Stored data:
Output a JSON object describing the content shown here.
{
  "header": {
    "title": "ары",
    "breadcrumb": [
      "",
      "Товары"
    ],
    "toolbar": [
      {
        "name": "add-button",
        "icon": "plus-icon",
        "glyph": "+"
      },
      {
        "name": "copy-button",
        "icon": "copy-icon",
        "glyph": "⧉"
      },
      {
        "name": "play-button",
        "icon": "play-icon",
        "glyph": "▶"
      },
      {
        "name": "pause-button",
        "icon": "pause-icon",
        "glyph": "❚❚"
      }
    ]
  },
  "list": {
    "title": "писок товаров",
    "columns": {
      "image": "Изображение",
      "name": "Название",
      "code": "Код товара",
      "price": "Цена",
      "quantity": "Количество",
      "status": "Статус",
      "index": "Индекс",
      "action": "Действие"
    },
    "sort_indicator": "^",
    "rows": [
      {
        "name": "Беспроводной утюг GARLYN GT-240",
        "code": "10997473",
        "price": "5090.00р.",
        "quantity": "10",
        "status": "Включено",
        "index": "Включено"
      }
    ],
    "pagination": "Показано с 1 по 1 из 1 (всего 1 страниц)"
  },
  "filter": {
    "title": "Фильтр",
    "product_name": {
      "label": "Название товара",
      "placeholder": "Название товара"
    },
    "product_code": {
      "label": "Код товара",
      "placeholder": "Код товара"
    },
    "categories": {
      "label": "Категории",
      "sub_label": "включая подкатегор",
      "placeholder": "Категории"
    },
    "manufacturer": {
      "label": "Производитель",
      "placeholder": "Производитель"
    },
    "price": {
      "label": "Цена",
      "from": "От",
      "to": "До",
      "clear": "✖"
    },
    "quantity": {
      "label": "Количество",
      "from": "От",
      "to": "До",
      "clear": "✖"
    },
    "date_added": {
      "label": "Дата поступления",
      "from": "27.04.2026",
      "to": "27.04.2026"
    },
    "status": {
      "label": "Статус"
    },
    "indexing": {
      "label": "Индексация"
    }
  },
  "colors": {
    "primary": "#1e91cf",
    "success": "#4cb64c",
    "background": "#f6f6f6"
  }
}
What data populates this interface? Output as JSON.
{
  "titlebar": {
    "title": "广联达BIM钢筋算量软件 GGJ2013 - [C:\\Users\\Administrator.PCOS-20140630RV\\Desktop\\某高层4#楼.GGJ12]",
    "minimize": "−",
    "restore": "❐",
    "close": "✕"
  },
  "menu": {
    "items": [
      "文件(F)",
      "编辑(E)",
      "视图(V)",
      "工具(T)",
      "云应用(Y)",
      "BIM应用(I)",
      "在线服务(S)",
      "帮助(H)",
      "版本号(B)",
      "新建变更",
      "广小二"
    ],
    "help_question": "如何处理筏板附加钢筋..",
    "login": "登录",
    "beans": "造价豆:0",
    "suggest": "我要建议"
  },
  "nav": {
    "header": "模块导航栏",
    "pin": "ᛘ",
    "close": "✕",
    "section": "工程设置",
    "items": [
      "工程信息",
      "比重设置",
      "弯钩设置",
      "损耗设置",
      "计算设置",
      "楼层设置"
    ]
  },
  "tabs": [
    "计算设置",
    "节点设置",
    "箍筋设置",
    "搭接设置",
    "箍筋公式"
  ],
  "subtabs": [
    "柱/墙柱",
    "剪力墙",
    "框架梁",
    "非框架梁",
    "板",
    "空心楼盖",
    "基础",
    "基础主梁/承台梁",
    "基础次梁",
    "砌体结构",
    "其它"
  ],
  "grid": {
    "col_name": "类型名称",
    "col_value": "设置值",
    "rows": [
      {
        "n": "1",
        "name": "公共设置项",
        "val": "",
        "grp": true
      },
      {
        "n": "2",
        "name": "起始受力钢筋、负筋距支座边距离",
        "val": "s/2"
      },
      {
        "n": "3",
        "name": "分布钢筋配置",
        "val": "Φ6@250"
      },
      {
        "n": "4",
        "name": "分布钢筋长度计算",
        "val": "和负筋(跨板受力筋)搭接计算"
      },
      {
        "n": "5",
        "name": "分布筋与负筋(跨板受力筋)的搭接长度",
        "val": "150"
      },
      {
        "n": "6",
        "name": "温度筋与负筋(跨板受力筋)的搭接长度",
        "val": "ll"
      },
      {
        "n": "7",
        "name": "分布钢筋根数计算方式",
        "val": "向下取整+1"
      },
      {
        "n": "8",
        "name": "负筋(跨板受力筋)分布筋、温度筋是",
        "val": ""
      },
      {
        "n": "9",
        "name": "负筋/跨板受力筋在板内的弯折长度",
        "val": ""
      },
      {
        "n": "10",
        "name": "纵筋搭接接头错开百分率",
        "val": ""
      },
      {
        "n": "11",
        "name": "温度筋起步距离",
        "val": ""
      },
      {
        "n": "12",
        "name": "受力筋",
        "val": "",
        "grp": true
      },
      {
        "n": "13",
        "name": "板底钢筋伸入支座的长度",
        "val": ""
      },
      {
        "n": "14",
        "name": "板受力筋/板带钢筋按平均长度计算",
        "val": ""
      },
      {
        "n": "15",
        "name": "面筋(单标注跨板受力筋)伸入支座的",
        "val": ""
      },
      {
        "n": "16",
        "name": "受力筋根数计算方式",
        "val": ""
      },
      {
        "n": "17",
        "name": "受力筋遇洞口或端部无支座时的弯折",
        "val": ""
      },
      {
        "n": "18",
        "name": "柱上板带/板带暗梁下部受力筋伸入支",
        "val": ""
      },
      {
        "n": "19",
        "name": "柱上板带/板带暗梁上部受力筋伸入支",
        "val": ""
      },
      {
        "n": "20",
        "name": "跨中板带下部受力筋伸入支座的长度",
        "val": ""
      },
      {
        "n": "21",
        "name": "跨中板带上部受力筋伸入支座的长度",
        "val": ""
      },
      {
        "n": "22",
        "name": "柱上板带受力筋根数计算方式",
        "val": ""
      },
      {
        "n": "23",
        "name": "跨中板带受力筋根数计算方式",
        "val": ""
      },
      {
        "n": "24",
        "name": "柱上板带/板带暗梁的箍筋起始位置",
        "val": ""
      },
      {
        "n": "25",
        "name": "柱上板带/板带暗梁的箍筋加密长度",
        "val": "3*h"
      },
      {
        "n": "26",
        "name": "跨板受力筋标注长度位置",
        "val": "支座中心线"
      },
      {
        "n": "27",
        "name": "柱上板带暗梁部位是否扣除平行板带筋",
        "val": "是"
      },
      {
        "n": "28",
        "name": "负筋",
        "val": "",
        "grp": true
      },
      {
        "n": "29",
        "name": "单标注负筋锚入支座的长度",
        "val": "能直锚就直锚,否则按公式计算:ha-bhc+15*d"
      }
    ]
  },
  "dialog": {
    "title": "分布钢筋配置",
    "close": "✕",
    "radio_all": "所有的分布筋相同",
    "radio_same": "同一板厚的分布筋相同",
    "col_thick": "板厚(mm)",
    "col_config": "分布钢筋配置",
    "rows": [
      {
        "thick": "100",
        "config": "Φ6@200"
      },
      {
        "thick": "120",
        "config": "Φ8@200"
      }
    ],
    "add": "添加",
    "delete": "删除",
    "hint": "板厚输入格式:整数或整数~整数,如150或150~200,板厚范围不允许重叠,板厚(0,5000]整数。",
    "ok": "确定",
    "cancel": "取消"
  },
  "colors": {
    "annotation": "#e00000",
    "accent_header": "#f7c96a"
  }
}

#### Exercise details
Quote the whole listing above, leaving nothing out.

#### Finished answer
Output a JSON object describing the content shown here.
{
  "header": {
    "title": "ары",
    "breadcrumb": [
      "",
      "Товары"
    ],
    "toolbar": [
      {
        "name": "add-button",
        "icon": "plus-icon",
        "glyph": "+"
      },
      {
        "name": "copy-button",
        "icon": "copy-icon",
        "glyph": "⧉"
      },
      {
        "name": "play-button",
        "icon": "play-icon",
        "glyph": "▶"
      },
      {
        "name": "pause-button",
        "icon": "pause-icon",
        "glyph": "❚❚"
      }
    ]
  },
  "list": {
    "title": "писок товаров",
    "columns": {
      "image": "Изображение",
      "name": "Название",
      "code": "Код товара",
      "price": "Цена",
      "quantity": "Количество",
      "status": "Статус",
      "index": "Индекс",
      "action": "Действие"
    },
    "sort_indicator": "^",
    "rows": [
      {
        "name": "Беспроводной утюг GARLYN GT-240",
        "code": "10997473",
        "price": "5090.00р.",
        "quantity": "10",
        "status": "Включено",
        "index": "Включено"
      }
    ],
    "pagination": "Показано с 1 по 1 из 1 (всего 1 страниц)"
  },
  "filter": {
    "title": "Фильтр",
    "product_name": {
      "label": "Название товара",
      "placeholder": "Название товара"
    },
    "product_code": {
      "label": "Код товара",
      "placeholder": "Код товара"
    },
    "categories": {
      "label": "Категории",
      "sub_label": "включая подкатегор",
      "placeholder": "Категории"
    },
    "manufacturer": {
      "label": "Производитель",
      "placeholder": "Производитель"
    },
    "price": {
      "label": "Цена",
      "from": "От",
      "to": "До",
      "clear": "✖"
    },
    "quantity": {
      "label": "Количество",
      "from": "От",
      "to": "До",
      "clear": "✖"
    },
    "date_added": {
      "label": "Дата поступления",
      "from": "27.04.2026",
      "to": "27.04.2026"
    },
    "status": {
      "label": "Статус"
    },
    "indexing": {
      "label": "Индексация"
    }
  },
  "colors": {
    "primary": "#1e91cf",
    "success": "#4cb64c",
    "background": "#f6f6f6"
  }
}
What data populates this interface? Output as JSON.
{
  "titlebar": {
    "title": "广联达BIM钢筋算量软件 GGJ2013 - [C:\\Users\\Administrator.PCOS-20140630RV\\Desktop\\某高层4#楼.GGJ12]",
    "minimize": "−",
    "restore": "❐",
    "close": "✕"
  },
  "menu": {
    "items": [
      "文件(F)",
      "编辑(E)",
      "视图(V)",
      "工具(T)",
      "云应用(Y)",
      "BIM应用(I)",
      "在线服务(S)",
      "帮助(H)",
      "版本号(B)",
      "新建变更",
      "广小二"
    ],
    "help_question": "如何处理筏板附加钢筋..",
    "login": "登录",
    "beans": "造价豆:0",
    "suggest": "我要建议"
  },
  "nav": {
    "header": "模块导航栏",
    "pin": "ᛘ",
    "close": "✕",
    "section": "工程设置",
    "items": [
      "工程信息",
      "比重设置",
      "弯钩设置",
      "损耗设置",
      "计算设置",
      "楼层设置"
    ]
  },
  "tabs": [
    "计算设置",
    "节点设置",
    "箍筋设置",
    "搭接设置",
    "箍筋公式"
  ],
  "subtabs": [
    "柱/墙柱",
    "剪力墙",
    "框架梁",
    "非框架梁",
    "板",
    "空心楼盖",
    "基础",
    "基础主梁/承台梁",
    "基础次梁",
    "砌体结构",
    "其它"
  ],
  "grid": {
    "col_name": "类型名称",
    "col_value": "设置值",
    "rows": [
      {
        "n": "1",
        "name": "公共设置项",
        "val": "",
        "grp": true
      },
      {
        "n": "2",
        "name": "起始受力钢筋、负筋距支座边距离",
        "val": "s/2"
      },
      {
        "n": "3",
        "name": "分布钢筋配置",
        "val": "Φ6@250"
      },
      {
        "n": "4",
        "name": "分布钢筋长度计算",
        "val": "和负筋(跨板受力筋)搭接计算"
      },
      {
        "n": "5",
        "name": "分布筋与负筋(跨板受力筋)的搭接长度",
        "val": "150"
      },
      {
        "n": "6",
        "name": "温度筋与负筋(跨板受力筋)的搭接长度",
        "val": "ll"
      },
      {
        "n": "7",
        "name": "分布钢筋根数计算方式",
        "val": "向下取整+1"
      },
      {
        "n": "8",
        "name": "负筋(跨板受力筋)分布筋、温度筋是",
        "val": ""
      },
      {
        "n": "9",
        "name": "负筋/跨板受力筋在板内的弯折长度",
        "val": ""
      },
      {
        "n": "10",
        "name": "纵筋搭接接头错开百分率",
        "val": ""
      },
      {
        "n": "11",
        "name": "温度筋起步距离",
        "val": ""
      },
      {
        "n": "12",
        "name": "受力筋",
        "val": "",
        "grp": true
      },
      {
        "n": "13",
        "name": "板底钢筋伸入支座的长度",
        "val": ""
      },
      {
        "n": "14",
        "name": "板受力筋/板带钢筋按平均长度计算",
        "val": ""
      },
      {
        "n": "15",
        "name": "面筋(单标注跨板受力筋)伸入支座的",
        "val": ""
      },
      {
        "n": "16",
        "name": "受力筋根数计算方式",
        "val": ""
      },
      {
        "n": "17",
        "name": "受力筋遇洞口或端部无支座时的弯折",
        "val": ""
      },
      {
        "n": "18",
        "name": "柱上板带/板带暗梁下部受力筋伸入支",
        "val": ""
      },
      {
        "n": "19",
        "name": "柱上板带/板带暗梁上部受力筋伸入支",
        "val": ""
      },
      {
        "n": "20",
        "name": "跨中板带下部受力筋伸入支座的长度",
        "val": ""
      },
      {
        "n": "21",
        "name": "跨中板带上部受力筋伸入支座的长度",
        "val": ""
      },
      {
        "n": "22",
        "name": "柱上板带受力筋根数计算方式",
        "val": ""
      },
      {
        "n": "23",
        "name": "跨中板带受力筋根数计算方式",
        "val": ""
      },
      {
        "n": "24",
        "name": "柱上板带/板带暗梁的箍筋起始位置",
        "val": ""
      },
      {
        "n": "25",
        "name": "柱上板带/板带暗梁的箍筋加密长度",
        "val": "3*h"
      },
      {
        "n": "26",
        "name": "跨板受力筋标注长度位置",
        "val": "支座中心线"
      },
      {
        "n": "27",
        "name": "柱上板带暗梁部位是否扣除平行板带筋",
        "val": "是"
      },
      {
        "n": "28",
        "name": "负筋",
        "val": "",
        "grp": true
      },
      {
        "n": "29",
        "name": "单标注负筋锚入支座的长度",
        "val": "能直锚就直锚,否则按公式计算:ha-bhc+15*d"
      }
    ]
  },
  "dialog": {
    "title": "分布钢筋配置",
    "close": "✕",
    "radio_all": "所有的分布筋相同",
    "radio_same": "同一板厚的分布筋相同",
    "col_thick": "板厚(mm)",
    "col_config": "分布钢筋配置",
    "rows": [
      {
        "thick": "100",
        "config": "Φ6@200"
      },
      {
        "thick": "120",
        "config": "Φ8@200"
      }
    ],
    "add": "添加",
    "delete": "删除",
    "hint": "板厚输入格式:整数或整数~整数,如150或150~200,板厚范围不允许重叠,板厚(0,5000]整数。",
    "ok": "确定",
    "cancel": "取消"
  },
  "colors": {
    "annotation": "#e00000",
    "accent_header": "#f7c96a"
  }
}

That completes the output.